Exactly reproduce each record listed below.

Rows from a figure dataset
····················

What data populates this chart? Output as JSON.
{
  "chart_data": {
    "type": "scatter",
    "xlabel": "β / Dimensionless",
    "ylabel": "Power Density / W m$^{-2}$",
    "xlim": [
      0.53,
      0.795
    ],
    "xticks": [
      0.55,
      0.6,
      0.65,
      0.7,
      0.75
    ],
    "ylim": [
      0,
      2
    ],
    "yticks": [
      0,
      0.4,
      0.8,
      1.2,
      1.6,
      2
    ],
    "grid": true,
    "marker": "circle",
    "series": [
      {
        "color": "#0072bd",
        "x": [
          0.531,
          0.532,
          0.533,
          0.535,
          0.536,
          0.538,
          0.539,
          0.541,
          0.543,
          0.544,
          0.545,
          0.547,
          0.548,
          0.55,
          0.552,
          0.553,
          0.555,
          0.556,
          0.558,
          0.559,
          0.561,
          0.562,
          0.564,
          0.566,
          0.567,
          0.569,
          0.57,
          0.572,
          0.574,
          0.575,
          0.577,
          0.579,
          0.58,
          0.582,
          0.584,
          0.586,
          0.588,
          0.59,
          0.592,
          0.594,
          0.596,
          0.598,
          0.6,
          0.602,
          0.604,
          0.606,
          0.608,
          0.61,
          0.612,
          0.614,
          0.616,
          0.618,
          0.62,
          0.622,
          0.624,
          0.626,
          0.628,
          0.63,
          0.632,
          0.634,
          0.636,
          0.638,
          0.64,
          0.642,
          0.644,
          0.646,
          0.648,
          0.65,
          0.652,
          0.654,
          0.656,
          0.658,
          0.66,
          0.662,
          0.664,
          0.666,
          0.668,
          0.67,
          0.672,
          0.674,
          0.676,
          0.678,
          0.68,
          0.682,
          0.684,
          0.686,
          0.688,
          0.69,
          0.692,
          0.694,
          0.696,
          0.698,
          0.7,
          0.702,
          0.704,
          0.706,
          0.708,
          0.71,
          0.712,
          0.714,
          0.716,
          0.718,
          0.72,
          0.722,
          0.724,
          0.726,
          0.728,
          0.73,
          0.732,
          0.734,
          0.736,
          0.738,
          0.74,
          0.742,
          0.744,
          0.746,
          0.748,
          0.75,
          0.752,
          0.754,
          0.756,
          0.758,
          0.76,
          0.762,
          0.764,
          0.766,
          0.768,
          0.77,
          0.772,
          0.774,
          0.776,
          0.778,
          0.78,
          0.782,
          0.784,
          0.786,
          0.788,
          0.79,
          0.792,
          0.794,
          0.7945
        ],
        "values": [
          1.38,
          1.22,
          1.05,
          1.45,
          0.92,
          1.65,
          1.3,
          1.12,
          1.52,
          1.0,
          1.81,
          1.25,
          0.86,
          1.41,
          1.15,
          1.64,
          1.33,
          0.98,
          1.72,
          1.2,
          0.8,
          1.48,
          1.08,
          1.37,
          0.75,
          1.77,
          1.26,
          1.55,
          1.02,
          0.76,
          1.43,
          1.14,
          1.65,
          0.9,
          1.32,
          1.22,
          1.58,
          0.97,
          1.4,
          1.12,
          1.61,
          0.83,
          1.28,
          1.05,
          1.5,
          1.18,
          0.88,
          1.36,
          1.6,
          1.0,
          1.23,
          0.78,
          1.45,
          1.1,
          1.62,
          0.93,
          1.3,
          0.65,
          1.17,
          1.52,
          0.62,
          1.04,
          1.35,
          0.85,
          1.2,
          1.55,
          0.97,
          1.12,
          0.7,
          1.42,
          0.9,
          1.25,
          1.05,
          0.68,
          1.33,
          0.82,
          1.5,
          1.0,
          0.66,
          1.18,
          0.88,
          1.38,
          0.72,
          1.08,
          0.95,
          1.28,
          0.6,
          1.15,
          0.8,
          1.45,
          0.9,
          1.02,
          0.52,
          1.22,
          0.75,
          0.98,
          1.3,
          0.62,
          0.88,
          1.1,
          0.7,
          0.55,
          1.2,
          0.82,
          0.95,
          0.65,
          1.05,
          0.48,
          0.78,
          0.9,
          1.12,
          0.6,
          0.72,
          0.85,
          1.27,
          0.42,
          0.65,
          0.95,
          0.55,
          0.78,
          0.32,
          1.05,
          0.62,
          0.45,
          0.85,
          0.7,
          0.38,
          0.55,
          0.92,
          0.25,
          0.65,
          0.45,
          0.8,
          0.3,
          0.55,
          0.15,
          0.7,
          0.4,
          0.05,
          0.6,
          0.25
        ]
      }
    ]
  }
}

····················

== REPLY TO THE TASK ==
What data populates this chart? Output as JSON.
{
  "chart_data": {
    "type": "scatter",
    "xlabel": "β / Dimensionless",
    "ylabel": "Power Density / W m$^{-2}$",
    "xlim": [
      0.53,
      0.795
    ],
    "xticks": [
      0.55,
      0.6,
      0.65,
      0.7,
      0.75
    ],
    "ylim": [
      0,
      2
    ],
    "yticks": [
      0,
      0.4,
      0.8,
      1.2,
      1.6,
      2
    ],
    "grid": true,
    "marker": "circle",
    "series": [
      {
        "color": "#0072bd",
        "x": [
          0.531,
          0.532,
          0.533,
          0.535,
          0.536,
          0.538,
          0.539,
          0.541,
          0.543,
          0.544,
          0.545,
          0.547,
          0.548,
          0.55,
          0.552,
          0.553,
          0.555,
          0.556,
          0.558,
          0.559,
          0.561,
          0.562,
          0.564,
          0.566,
          0.567,
          0.569,
          0.57,
          0.572,
          0.574,
          0.575,
          0.577,
          0.579,
          0.58,
          0.582,
          0.584,
          0.586,
          0.588,
          0.59,
          0.592,
          0.594,
          0.596,
          0.598,
          0.6,
          0.602,
          0.604,
          0.606,
          0.608,
          0.61,
          0.612,
          0.614,
          0.616,
          0.618,
          0.62,
          0.622,
          0.624,
          0.626,
          0.628,
          0.63,
          0.632,
          0.634,
          0.636,
          0.638,
          0.64,
          0.642,
          0.644,
          0.646,
          0.648,
          0.65,
          0.652,
          0.654,
          0.656,
          0.658,
          0.66,
          0.662,
          0.664,
          0.666,
          0.668,
          0.67,
          0.672,
          0.674,
          0.676,
          0.678,
          0.68,
          0.682,
          0.684,
          0.686,
          0.688,
          0.69,
          0.692,
          0.694,
          0.696,
          0.698,
          0.7,
          0.702,
          0.704,
          0.706,
          0.708,
          0.71,
          0.712,
          0.714,
          0.716,
          0.718,
          0.72,
          0.722,
          0.724,
          0.726,
          0.728,
          0.73,
          0.732,
          0.734,
          0.736,
          0.738,
          0.74,
          0.742,
          0.744,
          0.746,
          0.748,
          0.75,
          0.752,
          0.754,
          0.756,
          0.758,
          0.76,
          0.762,
          0.764,
          0.766,
          0.768,
          0.77,
          0.772,
          0.774,
          0.776,
          0.778,
          0.78,
          0.782,
          0.784,
          0.786,
          0.788,
          0.79,
          0.792,
          0.794,
          0.7945
        ],
        "values": [
          1.38,
          1.22,
          1.05,
          1.45,
          0.92,
          1.65,
          1.3,
          1.12,
          1.52,
          1.0,
          1.81,
          1.25,
          0.86,
          1.41,
          1.15,
          1.64,
          1.33,
          0.98,
          1.72,
          1.2,
          0.8,
          1.48,
          1.08,
          1.37,
          0.75,
          1.77,
          1.26,
          1.55,
          1.02,
          0.76,
          1.43,
          1.14,
          1.65,
          0.9,
          1.32,
          1.22,
          1.58,
          0.97,
          1.4,
          1.12,
          1.61,
          0.83,
          1.28,
          1.05,
          1.5,
          1.18,
          0.88,
          1.36,
          1.6,
          1.0,
          1.23,
          0.78,
          1.45,
          1.1,
          1.62,
          0.93,
          1.3,
          0.65,
          1.17,
          1.52,
          0.62,
          1.04,
          1.35,
          0.85,
          1.2,
          1.55,
          0.97,
          1.12,
          0.7,
          1.42,
          0.9,
          1.25,
          1.05,
          0.68,
          1.33,
          0.82,
          1.5,
          1.0,
          0.66,
          1.18,
          0.88,
          1.38,
          0.72,
          1.08,
          0.95,
          1.28,
          0.6,
          1.15,
          0.8,
          1.45,
          0.9,
          1.02,
          0.52,
          1.22,
          0.75,
          0.98,
          1.3,
          0.62,
          0.88,
          1.1,
          0.7,
          0.55,
          1.2,
          0.82,
          0.95,
          0.65,
          1.05,
          0.48,
          0.78,
          0.9,
          1.12,
          0.6,
          0.72,
          0.85,
          1.27,
          0.42,
          0.65,
          0.95,
          0.55,
          0.78,
          0.32,
          1.05,
          0.62,
          0.45,
          0.85,
          0.7,
          0.38,
          0.55,
          0.92,
          0.25,
          0.65,
          0.45,
          0.8,
          0.3,
          0.55,
          0.15,
          0.7,
          0.4,
          0.05,
          0.6,
          0.25
        ]
      }
    ]
  }
}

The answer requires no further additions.